** START OF AVAILABLE RECORDS **
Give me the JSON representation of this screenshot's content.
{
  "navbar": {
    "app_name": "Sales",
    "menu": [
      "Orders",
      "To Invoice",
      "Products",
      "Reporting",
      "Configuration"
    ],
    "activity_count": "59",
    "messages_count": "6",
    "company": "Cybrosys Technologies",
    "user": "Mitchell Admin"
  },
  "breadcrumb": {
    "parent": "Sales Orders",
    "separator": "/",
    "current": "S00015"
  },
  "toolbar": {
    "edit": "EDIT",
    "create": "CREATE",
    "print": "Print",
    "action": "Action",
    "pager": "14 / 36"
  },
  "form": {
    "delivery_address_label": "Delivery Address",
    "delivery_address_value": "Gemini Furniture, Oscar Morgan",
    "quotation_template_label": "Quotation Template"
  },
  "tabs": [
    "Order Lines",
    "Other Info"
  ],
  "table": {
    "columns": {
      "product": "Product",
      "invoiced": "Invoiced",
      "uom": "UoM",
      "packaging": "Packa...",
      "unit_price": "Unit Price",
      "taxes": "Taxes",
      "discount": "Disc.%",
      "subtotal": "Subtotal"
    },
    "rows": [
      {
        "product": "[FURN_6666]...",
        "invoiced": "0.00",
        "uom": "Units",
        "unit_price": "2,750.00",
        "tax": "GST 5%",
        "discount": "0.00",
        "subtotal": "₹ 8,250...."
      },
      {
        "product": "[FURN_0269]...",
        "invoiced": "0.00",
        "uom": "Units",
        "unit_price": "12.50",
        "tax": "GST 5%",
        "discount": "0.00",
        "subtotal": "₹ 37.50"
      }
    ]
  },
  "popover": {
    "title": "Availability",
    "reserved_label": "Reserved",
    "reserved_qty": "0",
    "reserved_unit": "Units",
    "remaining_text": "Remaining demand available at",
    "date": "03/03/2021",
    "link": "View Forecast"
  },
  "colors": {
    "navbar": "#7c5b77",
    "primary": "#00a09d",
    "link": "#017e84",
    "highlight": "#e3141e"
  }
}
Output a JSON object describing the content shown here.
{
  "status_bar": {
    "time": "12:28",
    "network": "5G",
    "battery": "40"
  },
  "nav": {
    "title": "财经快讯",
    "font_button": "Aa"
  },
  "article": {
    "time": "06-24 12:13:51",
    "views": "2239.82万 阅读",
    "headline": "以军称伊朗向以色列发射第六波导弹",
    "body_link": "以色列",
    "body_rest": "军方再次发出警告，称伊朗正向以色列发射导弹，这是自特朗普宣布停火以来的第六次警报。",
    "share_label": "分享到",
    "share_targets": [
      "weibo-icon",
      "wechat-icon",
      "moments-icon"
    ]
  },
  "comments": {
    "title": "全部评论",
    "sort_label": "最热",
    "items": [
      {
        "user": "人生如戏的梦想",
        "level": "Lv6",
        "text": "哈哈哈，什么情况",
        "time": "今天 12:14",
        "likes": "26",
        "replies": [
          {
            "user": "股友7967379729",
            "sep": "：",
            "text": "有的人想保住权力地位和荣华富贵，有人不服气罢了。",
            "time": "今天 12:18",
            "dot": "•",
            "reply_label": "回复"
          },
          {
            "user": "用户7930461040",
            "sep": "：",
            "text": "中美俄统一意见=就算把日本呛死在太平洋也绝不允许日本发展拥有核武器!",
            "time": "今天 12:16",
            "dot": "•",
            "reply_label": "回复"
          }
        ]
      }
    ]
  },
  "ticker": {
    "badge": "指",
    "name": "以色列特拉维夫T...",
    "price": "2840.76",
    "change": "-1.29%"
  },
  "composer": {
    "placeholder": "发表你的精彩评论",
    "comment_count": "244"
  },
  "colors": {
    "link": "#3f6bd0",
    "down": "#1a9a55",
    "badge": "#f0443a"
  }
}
** END OF AVAILABLE RECORDS **
** START OF AVAILABLE RECORDS **
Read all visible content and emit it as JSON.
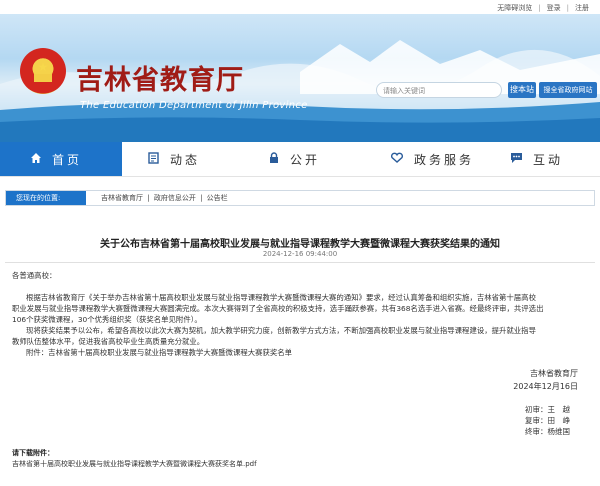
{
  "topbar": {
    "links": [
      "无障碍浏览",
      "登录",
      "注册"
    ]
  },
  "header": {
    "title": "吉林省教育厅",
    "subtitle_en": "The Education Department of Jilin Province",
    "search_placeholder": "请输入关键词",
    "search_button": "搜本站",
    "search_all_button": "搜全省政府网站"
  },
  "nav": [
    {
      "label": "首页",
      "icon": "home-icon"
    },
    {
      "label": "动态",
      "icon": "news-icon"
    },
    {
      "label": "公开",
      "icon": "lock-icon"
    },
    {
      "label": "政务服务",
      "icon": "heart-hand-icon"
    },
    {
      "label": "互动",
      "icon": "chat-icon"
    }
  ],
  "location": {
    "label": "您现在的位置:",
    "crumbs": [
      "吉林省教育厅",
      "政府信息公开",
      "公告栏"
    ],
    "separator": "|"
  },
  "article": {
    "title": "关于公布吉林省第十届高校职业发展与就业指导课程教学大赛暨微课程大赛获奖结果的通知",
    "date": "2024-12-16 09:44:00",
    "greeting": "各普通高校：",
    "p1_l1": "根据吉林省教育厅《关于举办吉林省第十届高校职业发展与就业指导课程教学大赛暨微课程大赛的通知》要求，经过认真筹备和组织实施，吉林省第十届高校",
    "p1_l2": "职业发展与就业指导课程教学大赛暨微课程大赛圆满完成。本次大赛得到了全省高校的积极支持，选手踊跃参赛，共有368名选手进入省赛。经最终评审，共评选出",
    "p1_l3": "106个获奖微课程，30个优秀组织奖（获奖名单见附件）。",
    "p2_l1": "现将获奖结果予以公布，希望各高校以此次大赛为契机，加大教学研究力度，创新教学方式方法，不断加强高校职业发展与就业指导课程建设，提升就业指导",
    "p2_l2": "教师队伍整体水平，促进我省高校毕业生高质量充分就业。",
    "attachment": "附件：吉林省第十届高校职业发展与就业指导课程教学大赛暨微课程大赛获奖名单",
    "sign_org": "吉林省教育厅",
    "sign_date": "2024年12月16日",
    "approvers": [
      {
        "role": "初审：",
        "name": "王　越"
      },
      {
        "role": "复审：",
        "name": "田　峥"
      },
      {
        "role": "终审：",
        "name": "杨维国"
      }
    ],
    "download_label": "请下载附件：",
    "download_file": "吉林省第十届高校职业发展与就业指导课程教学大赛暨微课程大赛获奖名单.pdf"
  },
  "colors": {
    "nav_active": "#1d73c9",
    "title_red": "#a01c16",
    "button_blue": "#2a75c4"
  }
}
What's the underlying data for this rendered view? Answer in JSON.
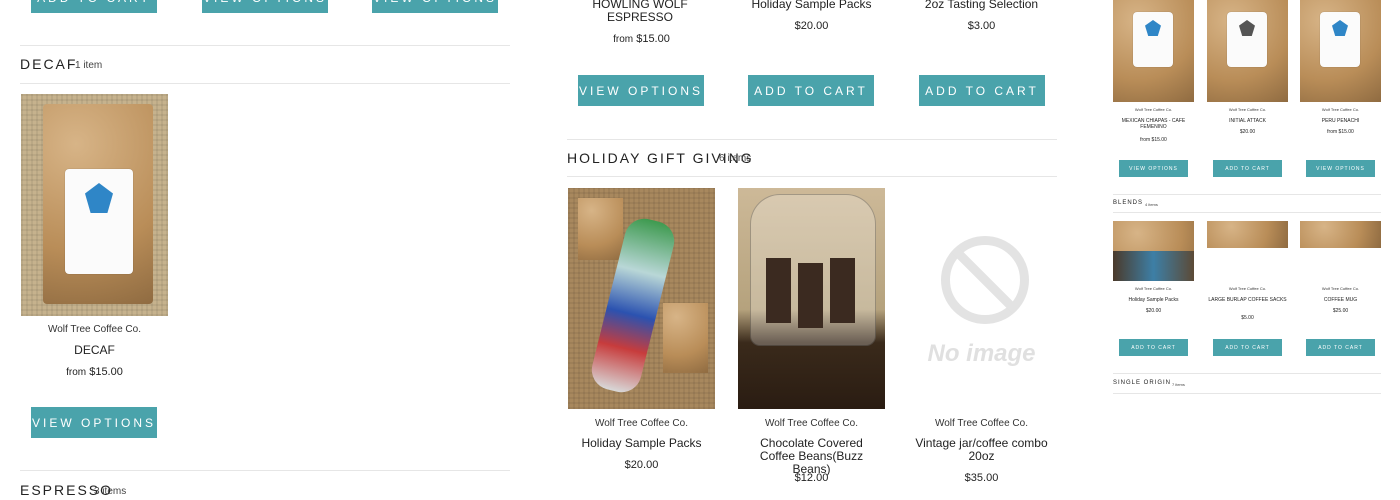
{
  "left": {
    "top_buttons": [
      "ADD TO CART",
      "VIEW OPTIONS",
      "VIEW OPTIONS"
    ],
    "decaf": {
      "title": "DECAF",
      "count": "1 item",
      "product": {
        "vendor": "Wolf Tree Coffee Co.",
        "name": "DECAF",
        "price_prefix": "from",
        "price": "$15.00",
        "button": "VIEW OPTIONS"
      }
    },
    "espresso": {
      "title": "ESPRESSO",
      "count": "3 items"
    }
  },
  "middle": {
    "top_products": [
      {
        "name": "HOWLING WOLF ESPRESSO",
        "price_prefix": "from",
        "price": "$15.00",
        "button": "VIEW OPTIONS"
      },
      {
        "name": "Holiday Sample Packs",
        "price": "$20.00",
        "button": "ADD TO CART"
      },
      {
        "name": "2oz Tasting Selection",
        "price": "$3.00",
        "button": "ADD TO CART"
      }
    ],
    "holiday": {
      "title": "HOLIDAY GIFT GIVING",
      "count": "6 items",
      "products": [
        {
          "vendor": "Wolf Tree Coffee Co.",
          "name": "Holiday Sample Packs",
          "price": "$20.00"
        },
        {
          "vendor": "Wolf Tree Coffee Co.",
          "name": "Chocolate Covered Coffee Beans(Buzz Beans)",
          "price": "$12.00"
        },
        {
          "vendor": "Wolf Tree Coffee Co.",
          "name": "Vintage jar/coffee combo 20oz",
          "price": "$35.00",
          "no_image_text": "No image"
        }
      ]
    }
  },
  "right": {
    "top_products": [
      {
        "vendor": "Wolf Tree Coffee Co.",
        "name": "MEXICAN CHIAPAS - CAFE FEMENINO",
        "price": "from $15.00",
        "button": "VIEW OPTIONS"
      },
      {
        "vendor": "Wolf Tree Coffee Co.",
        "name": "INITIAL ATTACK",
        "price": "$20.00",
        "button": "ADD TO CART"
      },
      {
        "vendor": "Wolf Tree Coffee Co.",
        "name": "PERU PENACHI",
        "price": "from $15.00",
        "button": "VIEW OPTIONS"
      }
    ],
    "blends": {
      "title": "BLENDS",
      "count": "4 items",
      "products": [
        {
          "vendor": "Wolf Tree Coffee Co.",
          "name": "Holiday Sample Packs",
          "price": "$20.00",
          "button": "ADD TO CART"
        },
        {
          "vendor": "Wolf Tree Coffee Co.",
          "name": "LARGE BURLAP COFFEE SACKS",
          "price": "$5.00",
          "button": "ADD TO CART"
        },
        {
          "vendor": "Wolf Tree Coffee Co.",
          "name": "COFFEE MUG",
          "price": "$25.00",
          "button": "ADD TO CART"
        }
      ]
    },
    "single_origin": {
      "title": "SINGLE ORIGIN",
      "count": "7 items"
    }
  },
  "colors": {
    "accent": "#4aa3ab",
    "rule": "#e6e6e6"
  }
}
** END OF AVAILABLE RECORDS **
** START OF AVAILABLE RECORDS **
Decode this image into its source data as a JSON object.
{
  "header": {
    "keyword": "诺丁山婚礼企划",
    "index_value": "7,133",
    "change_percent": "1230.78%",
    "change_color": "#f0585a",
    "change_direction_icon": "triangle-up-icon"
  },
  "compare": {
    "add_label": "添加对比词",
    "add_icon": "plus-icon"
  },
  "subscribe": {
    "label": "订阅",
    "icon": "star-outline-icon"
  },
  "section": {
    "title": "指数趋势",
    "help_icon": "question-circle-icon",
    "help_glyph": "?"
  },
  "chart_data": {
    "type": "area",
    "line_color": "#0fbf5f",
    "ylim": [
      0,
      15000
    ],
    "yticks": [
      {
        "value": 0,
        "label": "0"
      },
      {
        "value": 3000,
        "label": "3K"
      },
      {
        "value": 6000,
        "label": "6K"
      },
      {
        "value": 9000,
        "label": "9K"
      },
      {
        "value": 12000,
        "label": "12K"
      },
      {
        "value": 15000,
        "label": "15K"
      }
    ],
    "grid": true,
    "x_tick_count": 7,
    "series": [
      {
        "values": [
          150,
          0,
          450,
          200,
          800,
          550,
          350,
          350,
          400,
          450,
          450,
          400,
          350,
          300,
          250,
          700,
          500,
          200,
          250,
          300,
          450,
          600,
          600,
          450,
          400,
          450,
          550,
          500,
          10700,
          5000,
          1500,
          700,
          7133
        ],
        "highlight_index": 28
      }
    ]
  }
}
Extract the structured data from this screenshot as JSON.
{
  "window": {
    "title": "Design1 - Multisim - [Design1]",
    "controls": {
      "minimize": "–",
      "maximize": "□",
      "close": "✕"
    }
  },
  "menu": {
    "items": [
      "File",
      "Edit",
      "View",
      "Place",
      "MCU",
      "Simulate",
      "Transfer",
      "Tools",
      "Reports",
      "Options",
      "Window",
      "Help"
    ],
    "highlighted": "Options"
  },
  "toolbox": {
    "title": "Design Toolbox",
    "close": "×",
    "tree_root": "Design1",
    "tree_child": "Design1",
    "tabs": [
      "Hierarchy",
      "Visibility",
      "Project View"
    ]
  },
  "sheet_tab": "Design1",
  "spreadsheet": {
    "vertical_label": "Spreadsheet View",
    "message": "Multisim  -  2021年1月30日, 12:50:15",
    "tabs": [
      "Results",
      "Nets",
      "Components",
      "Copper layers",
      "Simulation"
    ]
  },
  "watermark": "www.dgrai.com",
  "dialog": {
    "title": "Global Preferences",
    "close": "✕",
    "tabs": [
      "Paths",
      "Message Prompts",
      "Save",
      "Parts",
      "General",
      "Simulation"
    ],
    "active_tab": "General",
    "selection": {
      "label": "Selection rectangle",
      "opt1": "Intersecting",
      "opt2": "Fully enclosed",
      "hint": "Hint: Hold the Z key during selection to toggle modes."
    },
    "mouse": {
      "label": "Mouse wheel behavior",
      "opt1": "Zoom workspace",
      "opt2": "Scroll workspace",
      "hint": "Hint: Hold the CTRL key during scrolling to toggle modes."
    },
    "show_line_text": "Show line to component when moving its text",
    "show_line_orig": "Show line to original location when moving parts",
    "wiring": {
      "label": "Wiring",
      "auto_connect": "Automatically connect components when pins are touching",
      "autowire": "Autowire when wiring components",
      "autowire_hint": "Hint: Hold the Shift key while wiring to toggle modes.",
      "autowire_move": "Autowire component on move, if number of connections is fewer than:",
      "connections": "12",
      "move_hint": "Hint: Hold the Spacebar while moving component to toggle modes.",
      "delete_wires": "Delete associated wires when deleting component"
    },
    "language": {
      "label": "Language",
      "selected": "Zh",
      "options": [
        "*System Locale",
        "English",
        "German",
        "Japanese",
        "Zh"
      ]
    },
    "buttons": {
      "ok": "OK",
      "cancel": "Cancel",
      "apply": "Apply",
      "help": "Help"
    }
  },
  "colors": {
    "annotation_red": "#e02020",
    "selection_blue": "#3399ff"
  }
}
** END OF AVAILABLE RECORDS **
Select all lines in the listing that include the word "connections".

      "autowire_move": "Autowire component on move, if number of connections is fewer than:",
      "connections": "12",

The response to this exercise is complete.